Entries supplied:
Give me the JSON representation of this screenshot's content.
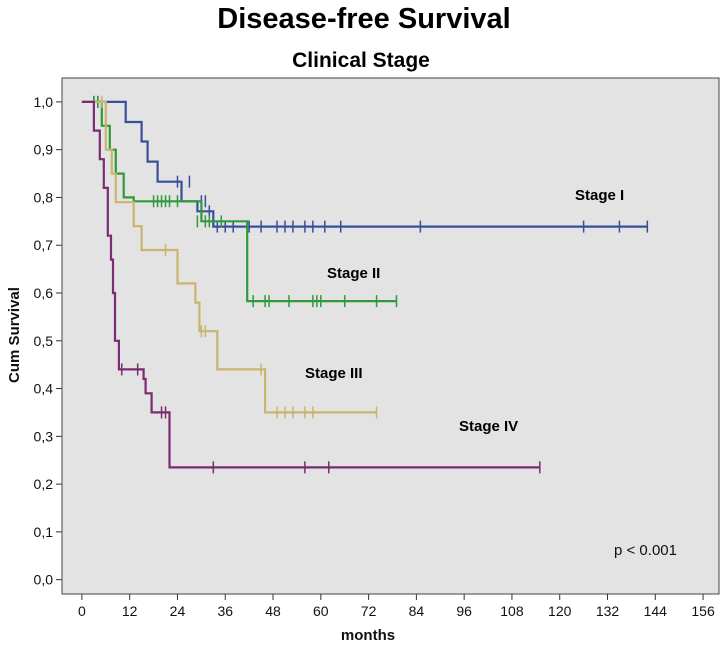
{
  "chart_data": {
    "type": "line",
    "subtype": "kaplan-meier",
    "title": "Disease-free Survival",
    "subtitle": "Clinical Stage",
    "xlabel": "months",
    "ylabel": "Cum Survival",
    "xlim": [
      -5,
      160
    ],
    "ylim": [
      -0.03,
      1.05
    ],
    "x_ticks": [
      0,
      12,
      24,
      36,
      48,
      60,
      72,
      84,
      96,
      108,
      120,
      132,
      144,
      156
    ],
    "y_ticks": [
      0.0,
      0.1,
      0.2,
      0.3,
      0.4,
      0.5,
      0.6,
      0.7,
      0.8,
      0.9,
      1.0
    ],
    "y_tick_labels": [
      "0,0",
      "0,1",
      "0,2",
      "0,3",
      "0,4",
      "0,5",
      "0,6",
      "0,7",
      "0,8",
      "0,9",
      "1,0"
    ],
    "grid": false,
    "background": "#e3e3e3",
    "annotation": "p < 0.001",
    "series": [
      {
        "name": "Stage I",
        "color": "#3a4f9a",
        "steps": [
          [
            0,
            1.0
          ],
          [
            11,
            0.958
          ],
          [
            15,
            0.917
          ],
          [
            16.5,
            0.875
          ],
          [
            19,
            0.833
          ],
          [
            25,
            0.792
          ],
          [
            29,
            0.771
          ],
          [
            33,
            0.739
          ],
          [
            142,
            0.739
          ]
        ],
        "censored": [
          [
            3,
            1.0
          ],
          [
            4,
            1.0
          ],
          [
            24,
            0.833
          ],
          [
            27,
            0.833
          ],
          [
            30,
            0.792
          ],
          [
            31,
            0.792
          ],
          [
            32,
            0.771
          ],
          [
            34,
            0.739
          ],
          [
            36,
            0.739
          ],
          [
            38,
            0.739
          ],
          [
            42,
            0.739
          ],
          [
            45,
            0.739
          ],
          [
            49,
            0.739
          ],
          [
            51,
            0.739
          ],
          [
            53,
            0.739
          ],
          [
            56,
            0.739
          ],
          [
            58,
            0.739
          ],
          [
            61,
            0.739
          ],
          [
            65,
            0.739
          ],
          [
            85,
            0.739
          ],
          [
            126,
            0.739
          ],
          [
            135,
            0.739
          ],
          [
            142,
            0.739
          ]
        ]
      },
      {
        "name": "Stage II",
        "color": "#2e9a3a",
        "steps": [
          [
            0,
            1.0
          ],
          [
            5,
            0.95
          ],
          [
            7,
            0.9
          ],
          [
            8.5,
            0.85
          ],
          [
            10.5,
            0.8
          ],
          [
            13,
            0.792
          ],
          [
            30,
            0.75
          ],
          [
            41.5,
            0.583
          ],
          [
            79,
            0.583
          ]
        ],
        "censored": [
          [
            3,
            1.0
          ],
          [
            4,
            1.0
          ],
          [
            18,
            0.792
          ],
          [
            19,
            0.792
          ],
          [
            20,
            0.792
          ],
          [
            21,
            0.792
          ],
          [
            22,
            0.792
          ],
          [
            24,
            0.792
          ],
          [
            29,
            0.75
          ],
          [
            31,
            0.75
          ],
          [
            32,
            0.75
          ],
          [
            35,
            0.75
          ],
          [
            43,
            0.583
          ],
          [
            46,
            0.583
          ],
          [
            47,
            0.583
          ],
          [
            52,
            0.583
          ],
          [
            58,
            0.583
          ],
          [
            59,
            0.583
          ],
          [
            60,
            0.583
          ],
          [
            66,
            0.583
          ],
          [
            74,
            0.583
          ],
          [
            79,
            0.583
          ]
        ]
      },
      {
        "name": "Stage III",
        "color": "#c9b56e",
        "steps": [
          [
            0,
            1.0
          ],
          [
            6,
            0.9
          ],
          [
            7.5,
            0.85
          ],
          [
            8.5,
            0.79
          ],
          [
            13,
            0.74
          ],
          [
            15,
            0.69
          ],
          [
            24,
            0.62
          ],
          [
            28.5,
            0.58
          ],
          [
            29.5,
            0.52
          ],
          [
            34,
            0.44
          ],
          [
            42,
            0.44
          ],
          [
            46,
            0.35
          ],
          [
            74,
            0.35
          ]
        ],
        "censored": [
          [
            5,
            1.0
          ],
          [
            21,
            0.69
          ],
          [
            30,
            0.52
          ],
          [
            31,
            0.52
          ],
          [
            45,
            0.44
          ],
          [
            49,
            0.35
          ],
          [
            51,
            0.35
          ],
          [
            53,
            0.35
          ],
          [
            56,
            0.35
          ],
          [
            58,
            0.35
          ],
          [
            74,
            0.35
          ]
        ]
      },
      {
        "name": "Stage IV",
        "color": "#7b2b72",
        "steps": [
          [
            0,
            1.0
          ],
          [
            3,
            0.94
          ],
          [
            4.5,
            0.88
          ],
          [
            5.5,
            0.82
          ],
          [
            6.5,
            0.72
          ],
          [
            7.3,
            0.67
          ],
          [
            7.8,
            0.6
          ],
          [
            8.3,
            0.5
          ],
          [
            9.3,
            0.44
          ],
          [
            15.5,
            0.42
          ],
          [
            16,
            0.39
          ],
          [
            17.5,
            0.35
          ],
          [
            21,
            0.35
          ],
          [
            22,
            0.235
          ],
          [
            115,
            0.235
          ]
        ],
        "censored": [
          [
            10,
            0.44
          ],
          [
            14,
            0.44
          ],
          [
            20,
            0.35
          ],
          [
            21,
            0.35
          ],
          [
            33,
            0.235
          ],
          [
            56,
            0.235
          ],
          [
            62,
            0.235
          ],
          [
            115,
            0.235
          ]
        ]
      }
    ]
  }
}
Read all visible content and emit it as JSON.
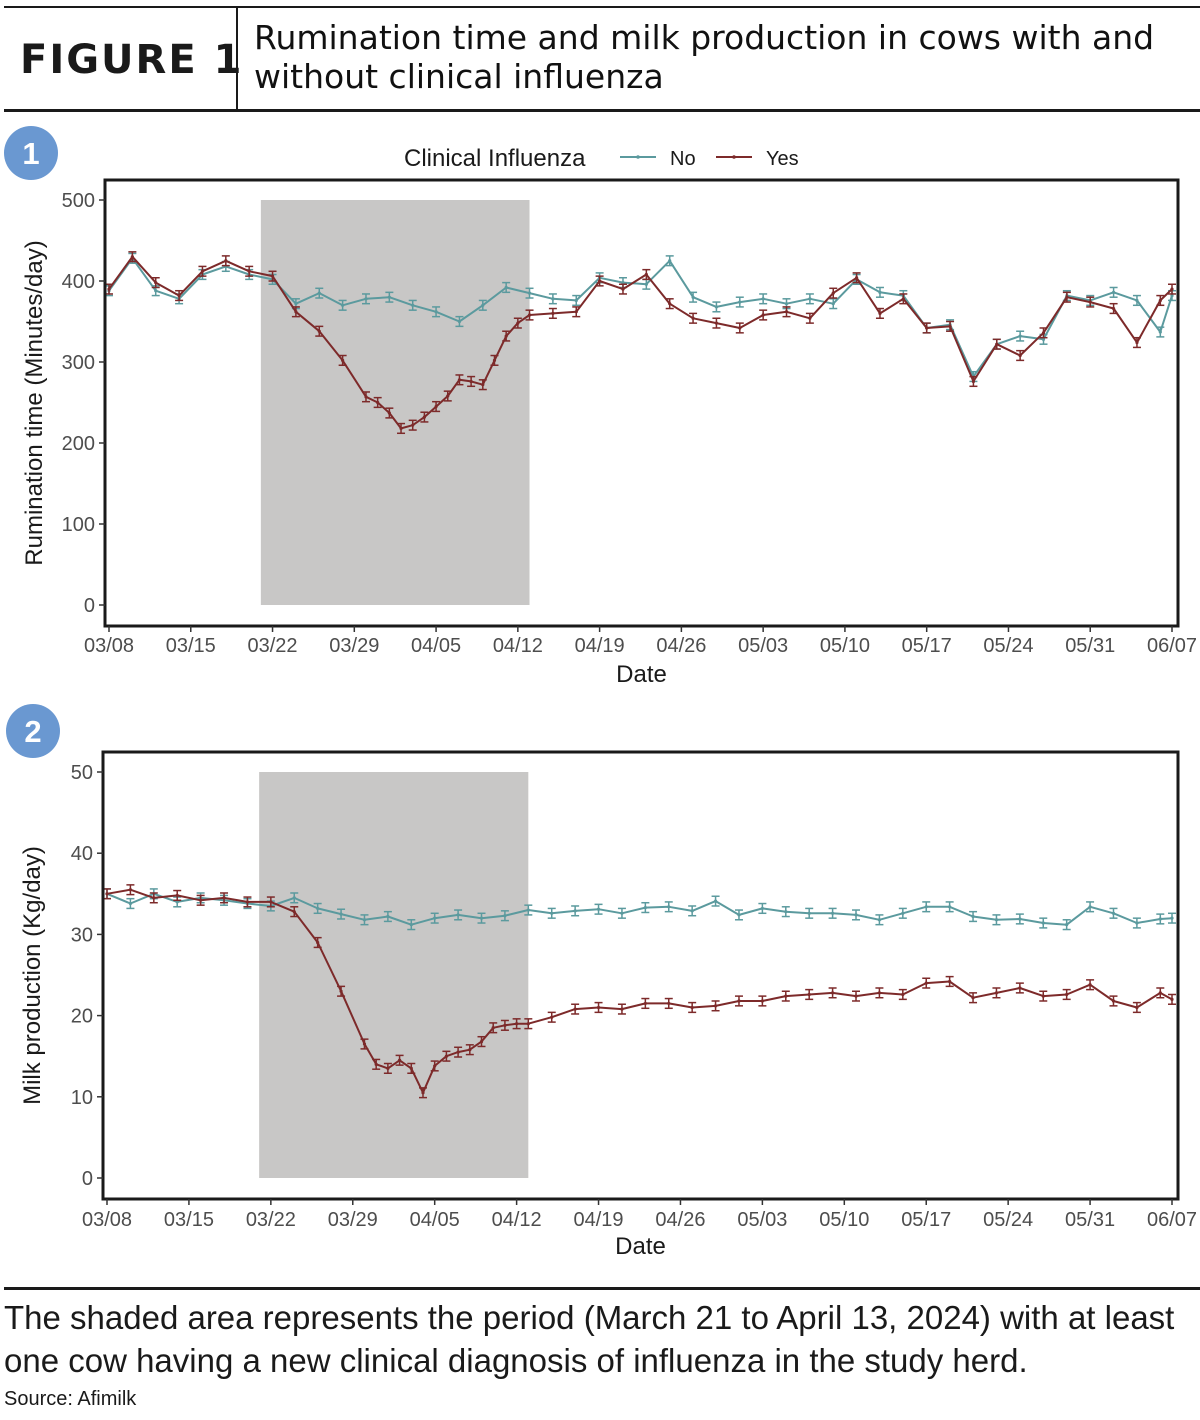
{
  "header": {
    "figure_label": "FIGURE 1",
    "title": "Rumination time and milk production in cows with and without clinical influenza"
  },
  "legend": {
    "title": "Clinical Influenza",
    "entries": [
      {
        "label": "No",
        "color": "#5b9a9e"
      },
      {
        "label": "Yes",
        "color": "#7d2a2a"
      }
    ]
  },
  "colors": {
    "no": "#5b9a9e",
    "yes": "#7d2a2a",
    "shade": "#c8c7c6",
    "badge": "#6a98d1"
  },
  "chart_data": [
    {
      "type": "line",
      "badge": "1",
      "xlabel": "Date",
      "ylabel": "Rumination time (Minutes/day)",
      "ylim": [
        0,
        500
      ],
      "yticks": [
        0,
        100,
        200,
        300,
        400,
        500
      ],
      "xticks": [
        "03/08",
        "03/15",
        "03/22",
        "03/29",
        "04/05",
        "04/12",
        "04/19",
        "04/26",
        "05/03",
        "05/10",
        "05/17",
        "05/24",
        "05/31",
        "06/07"
      ],
      "x_range": [
        "2024-03-08",
        "2024-06-07"
      ],
      "shaded_range": [
        "2024-03-21",
        "2024-04-13"
      ],
      "grid": false,
      "error_bars": true,
      "legend_position": "top",
      "series": [
        {
          "name": "No",
          "color": "#5b9a9e",
          "x": [
            "2024-03-08",
            "2024-03-10",
            "2024-03-12",
            "2024-03-14",
            "2024-03-16",
            "2024-03-18",
            "2024-03-20",
            "2024-03-22",
            "2024-03-24",
            "2024-03-26",
            "2024-03-28",
            "2024-03-30",
            "2024-04-01",
            "2024-04-03",
            "2024-04-05",
            "2024-04-07",
            "2024-04-09",
            "2024-04-11",
            "2024-04-13",
            "2024-04-15",
            "2024-04-17",
            "2024-04-19",
            "2024-04-21",
            "2024-04-23",
            "2024-04-25",
            "2024-04-27",
            "2024-04-29",
            "2024-05-01",
            "2024-05-03",
            "2024-05-05",
            "2024-05-07",
            "2024-05-09",
            "2024-05-11",
            "2024-05-13",
            "2024-05-15",
            "2024-05-17",
            "2024-05-19",
            "2024-05-21",
            "2024-05-23",
            "2024-05-25",
            "2024-05-27",
            "2024-05-29",
            "2024-05-31",
            "2024-06-02",
            "2024-06-04",
            "2024-06-06",
            "2024-06-07"
          ],
          "y": [
            388,
            428,
            388,
            378,
            408,
            418,
            408,
            402,
            372,
            385,
            370,
            378,
            380,
            370,
            362,
            350,
            370,
            392,
            385,
            378,
            376,
            404,
            398,
            396,
            425,
            380,
            368,
            374,
            378,
            372,
            378,
            372,
            402,
            386,
            382,
            342,
            346,
            282,
            322,
            332,
            328,
            382,
            376,
            386,
            376,
            337,
            382
          ]
        },
        {
          "name": "Yes",
          "color": "#7d2a2a",
          "x": [
            "2024-03-08",
            "2024-03-10",
            "2024-03-12",
            "2024-03-14",
            "2024-03-16",
            "2024-03-18",
            "2024-03-20",
            "2024-03-22",
            "2024-03-24",
            "2024-03-26",
            "2024-03-28",
            "2024-03-30",
            "2024-03-31",
            "2024-04-01",
            "2024-04-02",
            "2024-04-03",
            "2024-04-04",
            "2024-04-05",
            "2024-04-06",
            "2024-04-07",
            "2024-04-08",
            "2024-04-09",
            "2024-04-10",
            "2024-04-11",
            "2024-04-12",
            "2024-04-13",
            "2024-04-15",
            "2024-04-17",
            "2024-04-19",
            "2024-04-21",
            "2024-04-23",
            "2024-04-25",
            "2024-04-27",
            "2024-04-29",
            "2024-05-01",
            "2024-05-03",
            "2024-05-05",
            "2024-05-07",
            "2024-05-09",
            "2024-05-11",
            "2024-05-13",
            "2024-05-15",
            "2024-05-17",
            "2024-05-19",
            "2024-05-21",
            "2024-05-23",
            "2024-05-25",
            "2024-05-27",
            "2024-05-29",
            "2024-05-31",
            "2024-06-02",
            "2024-06-04",
            "2024-06-06",
            "2024-06-07"
          ],
          "y": [
            390,
            430,
            398,
            382,
            412,
            425,
            412,
            406,
            362,
            338,
            302,
            257,
            250,
            237,
            218,
            222,
            232,
            245,
            258,
            278,
            276,
            272,
            302,
            332,
            348,
            358,
            360,
            362,
            400,
            390,
            408,
            372,
            354,
            348,
            342,
            358,
            362,
            354,
            385,
            404,
            360,
            378,
            342,
            344,
            276,
            322,
            308,
            336,
            380,
            374,
            366,
            324,
            376,
            390
          ]
        }
      ]
    },
    {
      "type": "line",
      "badge": "2",
      "xlabel": "Date",
      "ylabel": "Milk production (Kg/day)",
      "ylim": [
        0,
        50
      ],
      "yticks": [
        0,
        10,
        20,
        30,
        40,
        50
      ],
      "xticks": [
        "03/08",
        "03/15",
        "03/22",
        "03/29",
        "04/05",
        "04/12",
        "04/19",
        "04/26",
        "05/03",
        "05/10",
        "05/17",
        "05/24",
        "05/31",
        "06/07"
      ],
      "x_range": [
        "2024-03-08",
        "2024-06-07"
      ],
      "shaded_range": [
        "2024-03-21",
        "2024-04-13"
      ],
      "grid": false,
      "error_bars": true,
      "series": [
        {
          "name": "No",
          "color": "#5b9a9e",
          "x": [
            "2024-03-08",
            "2024-03-10",
            "2024-03-12",
            "2024-03-14",
            "2024-03-16",
            "2024-03-18",
            "2024-03-20",
            "2024-03-22",
            "2024-03-24",
            "2024-03-26",
            "2024-03-28",
            "2024-03-30",
            "2024-04-01",
            "2024-04-03",
            "2024-04-05",
            "2024-04-07",
            "2024-04-09",
            "2024-04-11",
            "2024-04-13",
            "2024-04-15",
            "2024-04-17",
            "2024-04-19",
            "2024-04-21",
            "2024-04-23",
            "2024-04-25",
            "2024-04-27",
            "2024-04-29",
            "2024-05-01",
            "2024-05-03",
            "2024-05-05",
            "2024-05-07",
            "2024-05-09",
            "2024-05-11",
            "2024-05-13",
            "2024-05-15",
            "2024-05-17",
            "2024-05-19",
            "2024-05-21",
            "2024-05-23",
            "2024-05-25",
            "2024-05-27",
            "2024-05-29",
            "2024-05-31",
            "2024-06-02",
            "2024-06-04",
            "2024-06-06",
            "2024-06-07"
          ],
          "y": [
            35,
            33.8,
            35,
            34,
            34.5,
            34.2,
            33.8,
            33.5,
            34.5,
            33.2,
            32.5,
            31.8,
            32.2,
            31.2,
            32.0,
            32.4,
            32.0,
            32.3,
            33.0,
            32.6,
            32.9,
            33.1,
            32.6,
            33.3,
            33.4,
            32.9,
            34.1,
            32.4,
            33.2,
            32.8,
            32.6,
            32.6,
            32.4,
            31.8,
            32.6,
            33.4,
            33.4,
            32.2,
            31.8,
            31.9,
            31.4,
            31.2,
            33.4,
            32.6,
            31.4,
            31.9,
            32.0
          ]
        },
        {
          "name": "Yes",
          "color": "#7d2a2a",
          "x": [
            "2024-03-08",
            "2024-03-10",
            "2024-03-12",
            "2024-03-14",
            "2024-03-16",
            "2024-03-18",
            "2024-03-20",
            "2024-03-22",
            "2024-03-24",
            "2024-03-26",
            "2024-03-28",
            "2024-03-30",
            "2024-03-31",
            "2024-04-01",
            "2024-04-02",
            "2024-04-03",
            "2024-04-04",
            "2024-04-05",
            "2024-04-06",
            "2024-04-07",
            "2024-04-08",
            "2024-04-09",
            "2024-04-10",
            "2024-04-11",
            "2024-04-12",
            "2024-04-13",
            "2024-04-15",
            "2024-04-17",
            "2024-04-19",
            "2024-04-21",
            "2024-04-23",
            "2024-04-25",
            "2024-04-27",
            "2024-04-29",
            "2024-05-01",
            "2024-05-03",
            "2024-05-05",
            "2024-05-07",
            "2024-05-09",
            "2024-05-11",
            "2024-05-13",
            "2024-05-15",
            "2024-05-17",
            "2024-05-19",
            "2024-05-21",
            "2024-05-23",
            "2024-05-25",
            "2024-05-27",
            "2024-05-29",
            "2024-05-31",
            "2024-06-02",
            "2024-06-04",
            "2024-06-06",
            "2024-06-07"
          ],
          "y": [
            35,
            35.5,
            34.5,
            34.8,
            34.2,
            34.5,
            34.0,
            34.0,
            32.8,
            29.0,
            23.0,
            16.5,
            14.0,
            13.5,
            14.5,
            13.5,
            10.5,
            13.8,
            15.0,
            15.5,
            15.8,
            16.8,
            18.5,
            18.8,
            19.0,
            19.0,
            19.8,
            20.8,
            21.0,
            20.8,
            21.5,
            21.5,
            21.0,
            21.2,
            21.8,
            21.8,
            22.4,
            22.6,
            22.8,
            22.4,
            22.8,
            22.6,
            24.0,
            24.2,
            22.2,
            22.8,
            23.4,
            22.4,
            22.6,
            23.8,
            21.8,
            21.0,
            22.8,
            22.0
          ]
        }
      ]
    }
  ],
  "caption": "The shaded area represents the period (March 21 to April 13, 2024) with at least one cow having a new clinical diagnosis of influenza in the study herd.",
  "source": "Source: Afimilk"
}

What is needed: Copy out every line of the listing that includes the string "name".

Solved exercise:
        "name": "Stage I",
        "name": "Stage II",
        "name": "Stage III",
        "name": "Stage IV",
          "name": "No",
          "name": "Yes",
          "name": "No",
          "name": "Yes",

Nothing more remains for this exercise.